> [AIM OF THE TASK]:
All of the records below must be output exactly, with no pictures carried over.
# # # #
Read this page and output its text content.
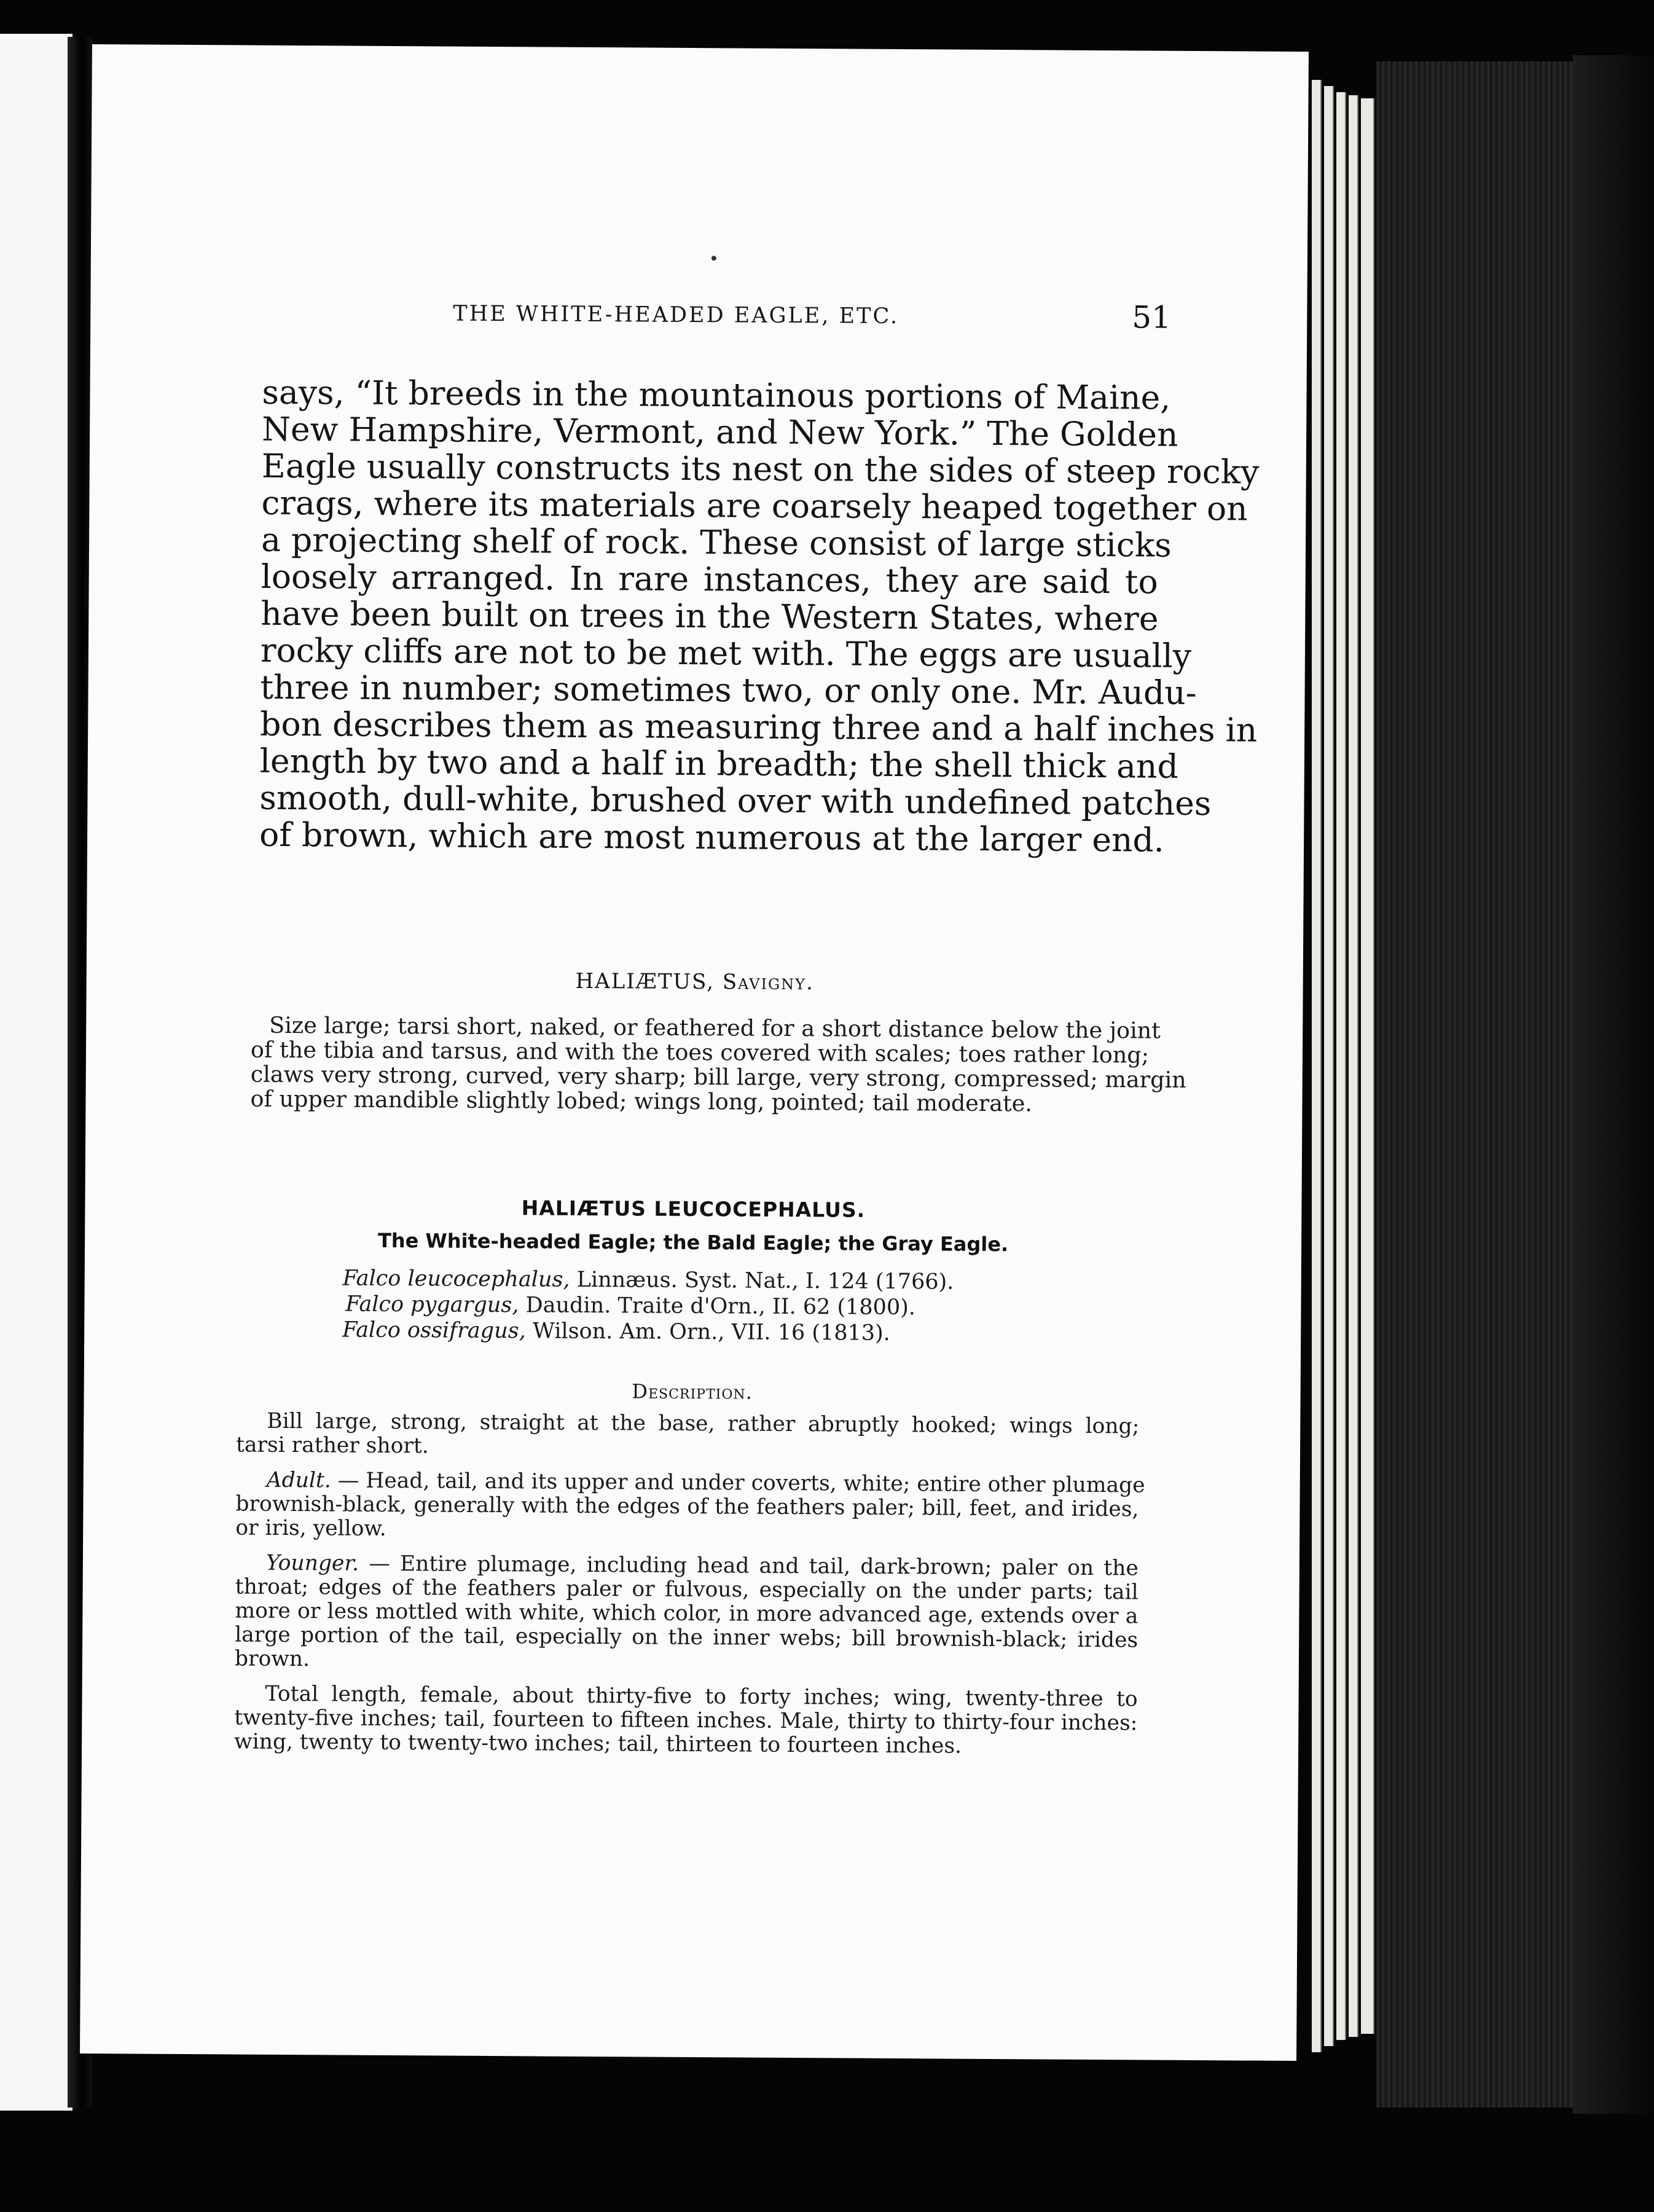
THE WHITE-HEADED EAGLE, ETC.	51
says, “It breeds in the mountainous portions of Maine,
New Hampshire, Vermont, and New York.” The Golden
Eagle usually constructs its nest on the sides of steep rocky
crags, where its materials are coarsely heaped together on
a projecting shelf of rock. These consist of large sticks
loosely arranged. In rare instances, they are said to
have been built on trees in the Western States, where
rocky cliffs are not to be met with. The eggs are usually
three in number; sometimes two, or only one. Mr. Audu-
bon describes them as measuring three and a half inches in
length by two and a half in breadth; the shell thick and
smooth, dull-white, brushed over with undefined patches
of brown, which are most numerous at the larger end.
HALIÆTUS, Savigny.
Size large; tarsi short, naked, or feathered for a short distance below the joint
of the tibia and tarsus, and with the toes covered with scales; toes rather long;
claws very strong, curved, very sharp; bill large, very strong, compressed; margin
of upper mandible slightly lobed; wings long, pointed; tail moderate.
HALIÆTUS LEUCOCEPHALUS.
The White-headed Eagle; the Bald Eagle; the Gray Eagle.
Falco leucocephalus, Linnæus. Syst. Nat., I. 124 (1766).
Falco pygargus, Daudin. Traite d'Orn., II. 62 (1800).
Falco ossifragus, Wilson. Am. Orn., VII. 16 (1813).
Description.

Bill large, strong, straight at the base, rather abruptly hooked; wings long;
tarsi rather short.

Adult. — Head, tail, and its upper and under coverts, white; entire other plumage
brownish-black, generally with the edges of the feathers paler; bill, feet, and irides,
or iris, yellow.

Younger. — Entire plumage, including head and tail, dark-brown; paler on the
throat; edges of the feathers paler or fulvous, especially on the under parts; tail
more or less mottled with white, which color, in more advanced age, extends over a
large portion of the tail, especially on the inner webs; bill brownish-black; irides
brown.

Total length, female, about thirty-five to forty inches; wing, twenty-three to
twenty-five inches; tail, fourteen to fifteen inches. Male, thirty to thirty-four inches:
wing, twenty to twenty-two inches; tail, thirteen to fourteen inches.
# # # #
> [ANSWER TO THIS TASK]:
Read this page and output its text content.
THE WHITE-HEADED EAGLE, ETC.	51
says, “It breeds in the mountainous portions of Maine,
New Hampshire, Vermont, and New York.” The Golden
Eagle usually constructs its nest on the sides of steep rocky
crags, where its materials are coarsely heaped together on
a projecting shelf of rock. These consist of large sticks
loosely arranged. In rare instances, they are said to
have been built on trees in the Western States, where
rocky cliffs are not to be met with. The eggs are usually
three in number; sometimes two, or only one. Mr. Audu-
bon describes them as measuring three and a half inches in
length by two and a half in breadth; the shell thick and
smooth, dull-white, brushed over with undefined patches
of brown, which are most numerous at the larger end.
HALIÆTUS, Savigny.
Size large; tarsi short, naked, or feathered for a short distance below the joint
of the tibia and tarsus, and with the toes covered with scales; toes rather long;
claws very strong, curved, very sharp; bill large, very strong, compressed; margin
of upper mandible slightly lobed; wings long, pointed; tail moderate.
HALIÆTUS LEUCOCEPHALUS.
The White-headed Eagle; the Bald Eagle; the Gray Eagle.
Falco leucocephalus, Linnæus. Syst. Nat., I. 124 (1766).
Falco pygargus, Daudin. Traite d'Orn., II. 62 (1800).
Falco ossifragus, Wilson. Am. Orn., VII. 16 (1813).
Description.

Bill large, strong, straight at the base, rather abruptly hooked; wings long;
tarsi rather short.

Adult. — Head, tail, and its upper and under coverts, white; entire other plumage
brownish-black, generally with the edges of the feathers paler; bill, feet, and irides,
or iris, yellow.

Younger. — Entire plumage, including head and tail, dark-brown; paler on the
throat; edges of the feathers paler or fulvous, especially on the under parts; tail
more or less mottled with white, which color, in more advanced age, extends over a
large portion of the tail, especially on the inner webs; bill brownish-black; irides
brown.

Total length, female, about thirty-five to forty inches; wing, twenty-three to
twenty-five inches; tail, fourteen to fifteen inches. Male, thirty to thirty-four inches:
wing, twenty to twenty-two inches; tail, thirteen to fourteen inches.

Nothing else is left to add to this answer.